Collected data entries
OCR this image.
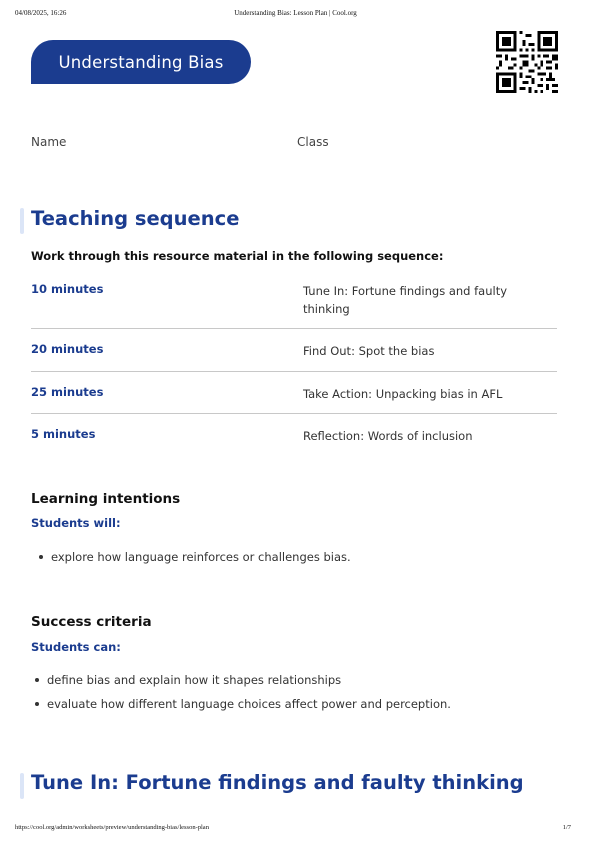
04/08/2025, 16:26	Understanding Bias: Lesson Plan | Cool.org
Understanding Bias
Name	Class
Teaching sequence
Work through this resource material in the following sequence:
10 minutes	Tune In: Fortune findings and faulty thinking
20 minutes	Find Out: Spot the bias
25 minutes	Take Action: Unpacking bias in AFL
5 minutes	Reflection: Words of inclusion
Learning intentions
Students will:
explore how language reinforces or challenges bias.
Success criteria
Students can:
define bias and explain how it shapes relationships
evaluate how different language choices affect power and perception.
Tune In: Fortune findings and faulty thinking
https://cool.org/admin/worksheets/preview/understanding-bias/lesson-plan	1/7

● The request:
All records must be output exactly as they are, except for the pictures, which are left out.

● Correct output:
OCR this image.
04/08/2025, 16:26	Understanding Bias: Lesson Plan | Cool.org
Understanding Bias
Name	Class
Teaching sequence
Work through this resource material in the following sequence:
10 minutes	Tune In: Fortune findings and faulty thinking
20 minutes	Find Out: Spot the bias
25 minutes	Take Action: Unpacking bias in AFL
5 minutes	Reflection: Words of inclusion
Learning intentions
Students will:
explore how language reinforces or challenges bias.
Success criteria
Students can:
define bias and explain how it shapes relationships
evaluate how different language choices affect power and perception.
Tune In: Fortune findings and faulty thinking
https://cool.org/admin/worksheets/preview/understanding-bias/lesson-plan	1/7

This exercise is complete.